SET TASK →
Each record below should be output verbatim, without pictures.

-------- GIVEN DATA --------

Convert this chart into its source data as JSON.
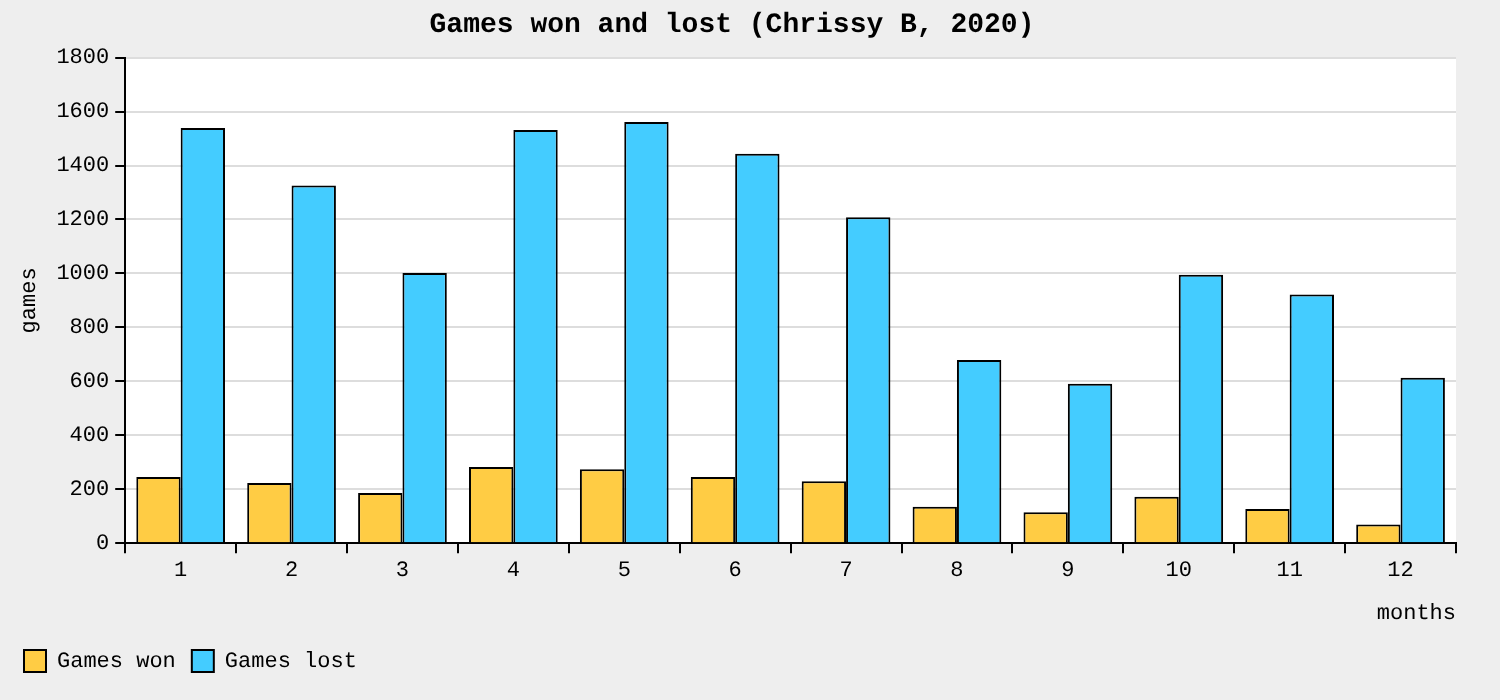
{
  "chart_data": {
    "type": "bar",
    "title": "Games won and lost (Chrissy B, 2020)",
    "xlabel": "months",
    "ylabel": "games",
    "categories": [
      "1",
      "2",
      "3",
      "4",
      "5",
      "6",
      "7",
      "8",
      "9",
      "10",
      "11",
      "12"
    ],
    "series": [
      {
        "name": "Games won",
        "color": "#ffcc44",
        "values": [
          245,
          223,
          186,
          282,
          274,
          245,
          230,
          135,
          115,
          172,
          127,
          69
        ]
      },
      {
        "name": "Games lost",
        "color": "#44ccff",
        "values": [
          1539,
          1326,
          1002,
          1532,
          1561,
          1444,
          1208,
          679,
          591,
          995,
          922,
          613
        ]
      }
    ],
    "ylim": [
      0,
      1800
    ],
    "yticks": [
      0,
      200,
      400,
      600,
      800,
      1000,
      1200,
      1400,
      1600,
      1800
    ],
    "grid": "y",
    "legend": "bottom left"
  }
}
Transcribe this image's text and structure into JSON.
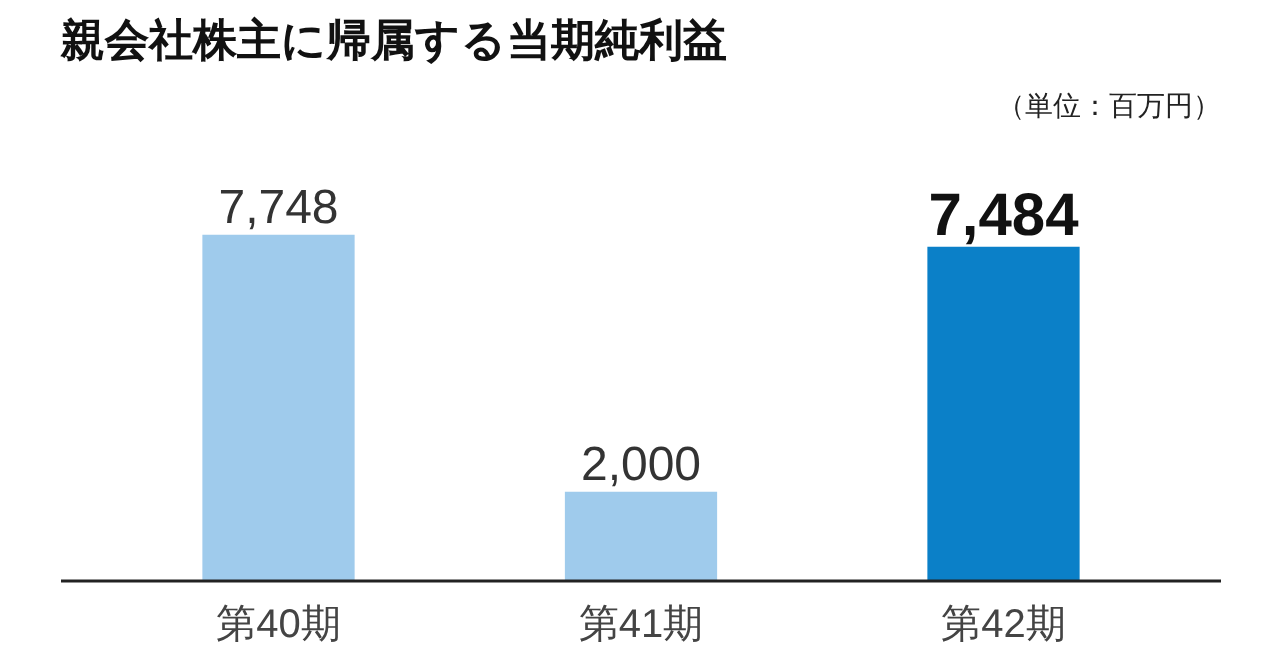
{
  "chart_data": {
    "type": "bar",
    "title": "親会社株主に帰属する当期純利益",
    "subtitle": "（単位：百万円）",
    "categories": [
      "第40期",
      "第41期",
      "第42期"
    ],
    "values": [
      7748,
      2000,
      7484
    ],
    "value_labels": [
      "7,748",
      "2,000",
      "7,484"
    ],
    "colors": [
      "#9fcbec",
      "#9fcbec",
      "#0b80c8"
    ],
    "grid": false
  }
}
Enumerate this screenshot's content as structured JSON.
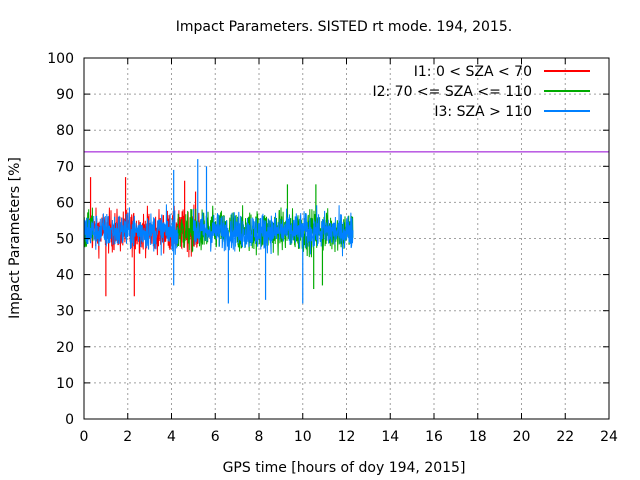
{
  "chart_data": {
    "type": "line",
    "title": "Impact Parameters. SISTED rt mode. 194, 2015.",
    "xlabel": "GPS time [hours of doy 194, 2015]",
    "ylabel": "Impact Parameters [%]",
    "xlim": [
      0,
      24
    ],
    "ylim": [
      0,
      100
    ],
    "xticks": [
      0,
      2,
      4,
      6,
      8,
      10,
      12,
      14,
      16,
      18,
      20,
      22,
      24
    ],
    "yticks": [
      0,
      10,
      20,
      30,
      40,
      50,
      60,
      70,
      80,
      90,
      100
    ],
    "grid": true,
    "legend_position": "top-right",
    "threshold": {
      "y": 74,
      "color": "#9400d3"
    },
    "series": [
      {
        "name": "I1: 0 < SZA < 70",
        "color": "#ff0000",
        "segments": [
          [
            0.2,
            4.4
          ],
          [
            4.4,
            5.4
          ]
        ],
        "mean": 52,
        "low": 43,
        "high": 61,
        "spikes": [
          [
            1.0,
            34
          ],
          [
            2.3,
            34
          ],
          [
            1.9,
            67
          ],
          [
            0.3,
            67
          ],
          [
            4.6,
            66
          ],
          [
            5.1,
            63
          ]
        ]
      },
      {
        "name": "I2: 70 <= SZA <= 110",
        "color": "#00aa00",
        "segments": [
          [
            0.0,
            0.4
          ],
          [
            4.2,
            5.5
          ],
          [
            5.5,
            12.3
          ]
        ],
        "mean": 52,
        "low": 43,
        "high": 61,
        "spikes": [
          [
            10.5,
            36
          ],
          [
            10.9,
            37
          ],
          [
            9.3,
            65
          ],
          [
            10.6,
            65
          ]
        ]
      },
      {
        "name": "I3: SZA > 110",
        "color": "#0080ff",
        "segments": [
          [
            0.0,
            4.3
          ],
          [
            5.0,
            12.3
          ]
        ],
        "mean": 52,
        "low": 44,
        "high": 60,
        "spikes": [
          [
            5.2,
            72
          ],
          [
            5.6,
            70
          ],
          [
            4.1,
            69
          ],
          [
            6.6,
            32
          ],
          [
            10.0,
            32
          ],
          [
            8.3,
            33
          ],
          [
            4.1,
            37
          ]
        ]
      }
    ]
  }
}
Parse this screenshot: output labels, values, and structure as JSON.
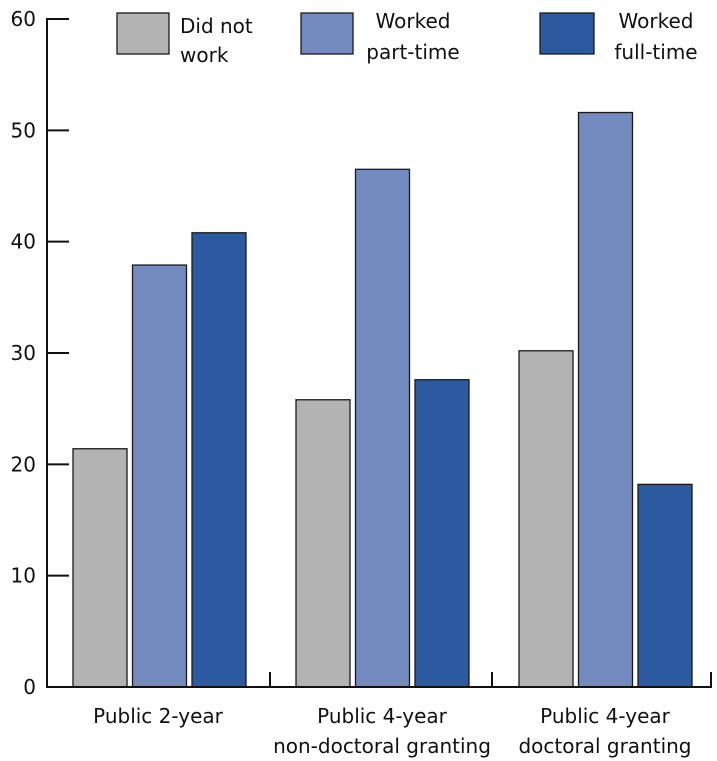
{
  "chart_data": {
    "type": "bar",
    "title": "",
    "xlabel": "",
    "ylabel": "",
    "ylim": [
      0,
      60
    ],
    "yticks": [
      0,
      10,
      20,
      30,
      40,
      50,
      60
    ],
    "grid": false,
    "legend_position": "top",
    "categories": [
      [
        "Public 2-year"
      ],
      [
        "Public 4-year",
        "non-doctoral granting"
      ],
      [
        "Public 4-year",
        "doctoral granting"
      ]
    ],
    "series": [
      {
        "name": [
          "Did not",
          "work"
        ],
        "color": "#b3b3b3",
        "values": [
          21.4,
          25.8,
          30.2
        ]
      },
      {
        "name": [
          "Worked",
          "part-time"
        ],
        "color": "#738abf",
        "values": [
          37.9,
          46.5,
          51.6
        ]
      },
      {
        "name": [
          "Worked",
          "full-time"
        ],
        "color": "#2b5aa1",
        "values": [
          40.8,
          27.6,
          18.2
        ]
      }
    ]
  }
}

--------

SOLUTION TO THIS EXERCISE →
Convert this chart into its source data as JSON.
{
  "chart_data": {
    "type": "bar",
    "title": "Games won and lost (Chrissy B, 2020)",
    "xlabel": "months",
    "ylabel": "games",
    "categories": [
      "1",
      "2",
      "3",
      "4",
      "5",
      "6",
      "7",
      "8",
      "9",
      "10",
      "11",
      "12"
    ],
    "series": [
      {
        "name": "Games won",
        "color": "#ffcc44",
        "values": [
          245,
          223,
          186,
          282,
          274,
          245,
          230,
          135,
          115,
          172,
          127,
          69
        ]
      },
      {
        "name": "Games lost",
        "color": "#44ccff",
        "values": [
          1539,
          1326,
          1002,
          1532,
          1561,
          1444,
          1208,
          679,
          591,
          995,
          922,
          613
        ]
      }
    ],
    "ylim": [
      0,
      1800
    ],
    "yticks": [
      0,
      200,
      400,
      600,
      800,
      1000,
      1200,
      1400,
      1600,
      1800
    ],
    "grid": "y",
    "legend": "bottom left"
  }
}
Transcribe this image's text and structure into JSON.
{
  "chart_data": {
    "type": "bar",
    "title": "親会社株主に帰属する当期純利益",
    "subtitle": "（単位：百万円）",
    "categories": [
      "第40期",
      "第41期",
      "第42期"
    ],
    "values": [
      7748,
      2000,
      7484
    ],
    "value_labels": [
      "7,748",
      "2,000",
      "7,484"
    ],
    "colors": [
      "#9fcbec",
      "#9fcbec",
      "#0b80c8"
    ],
    "grid": false
  }
}
Enumerate this screenshot's content as structured JSON.
{
  "chart_data": {
    "type": "line",
    "title": "Impact Parameters. SISTED rt mode. 194, 2015.",
    "xlabel": "GPS time [hours of doy 194, 2015]",
    "ylabel": "Impact Parameters [%]",
    "xlim": [
      0,
      24
    ],
    "ylim": [
      0,
      100
    ],
    "xticks": [
      0,
      2,
      4,
      6,
      8,
      10,
      12,
      14,
      16,
      18,
      20,
      22,
      24
    ],
    "yticks": [
      0,
      10,
      20,
      30,
      40,
      50,
      60,
      70,
      80,
      90,
      100
    ],
    "grid": true,
    "legend_position": "top-right",
    "threshold": {
      "y": 74,
      "color": "#9400d3"
    },
    "series": [
      {
        "name": "I1: 0 < SZA < 70",
        "color": "#ff0000",
        "segments": [
          [
            0.2,
            4.4
          ],
          [
            4.4,
            5.4
          ]
        ],
        "mean": 52,
        "low": 43,
        "high": 61,
        "spikes": [
          [
            1.0,
            34
          ],
          [
            2.3,
            34
          ],
          [
            1.9,
            67
          ],
          [
            0.3,
            67
          ],
          [
            4.6,
            66
          ],
          [
            5.1,
            63
          ]
        ]
      },
      {
        "name": "I2: 70 <= SZA <= 110",
        "color": "#00aa00",
        "segments": [
          [
            0.0,
            0.4
          ],
          [
            4.2,
            5.5
          ],
          [
            5.5,
            12.3
          ]
        ],
        "mean": 52,
        "low": 43,
        "high": 61,
        "spikes": [
          [
            10.5,
            36
          ],
          [
            10.9,
            37
          ],
          [
            9.3,
            65
          ],
          [
            10.6,
            65
          ]
        ]
      },
      {
        "name": "I3: SZA > 110",
        "color": "#0080ff",
        "segments": [
          [
            0.0,
            4.3
          ],
          [
            5.0,
            12.3
          ]
        ],
        "mean": 52,
        "low": 44,
        "high": 60,
        "spikes": [
          [
            5.2,
            72
          ],
          [
            5.6,
            70
          ],
          [
            4.1,
            69
          ],
          [
            6.6,
            32
          ],
          [
            10.0,
            32
          ],
          [
            8.3,
            33
          ],
          [
            4.1,
            37
          ]
        ]
      }
    ]
  }
}
Parse this screenshot: output labels, values, and structure as JSON.
{
  "chart_data": {
    "type": "bar",
    "title": "",
    "xlabel": "",
    "ylabel": "",
    "ylim": [
      0,
      60
    ],
    "yticks": [
      0,
      10,
      20,
      30,
      40,
      50,
      60
    ],
    "grid": false,
    "legend_position": "top",
    "categories": [
      [
        "Public 2-year"
      ],
      [
        "Public 4-year",
        "non-doctoral granting"
      ],
      [
        "Public 4-year",
        "doctoral granting"
      ]
    ],
    "series": [
      {
        "name": [
          "Did not",
          "work"
        ],
        "color": "#b3b3b3",
        "values": [
          21.4,
          25.8,
          30.2
        ]
      },
      {
        "name": [
          "Worked",
          "part-time"
        ],
        "color": "#738abf",
        "values": [
          37.9,
          46.5,
          51.6
        ]
      },
      {
        "name": [
          "Worked",
          "full-time"
        ],
        "color": "#2b5aa1",
        "values": [
          40.8,
          27.6,
          18.2
        ]
      }
    ]
  }
}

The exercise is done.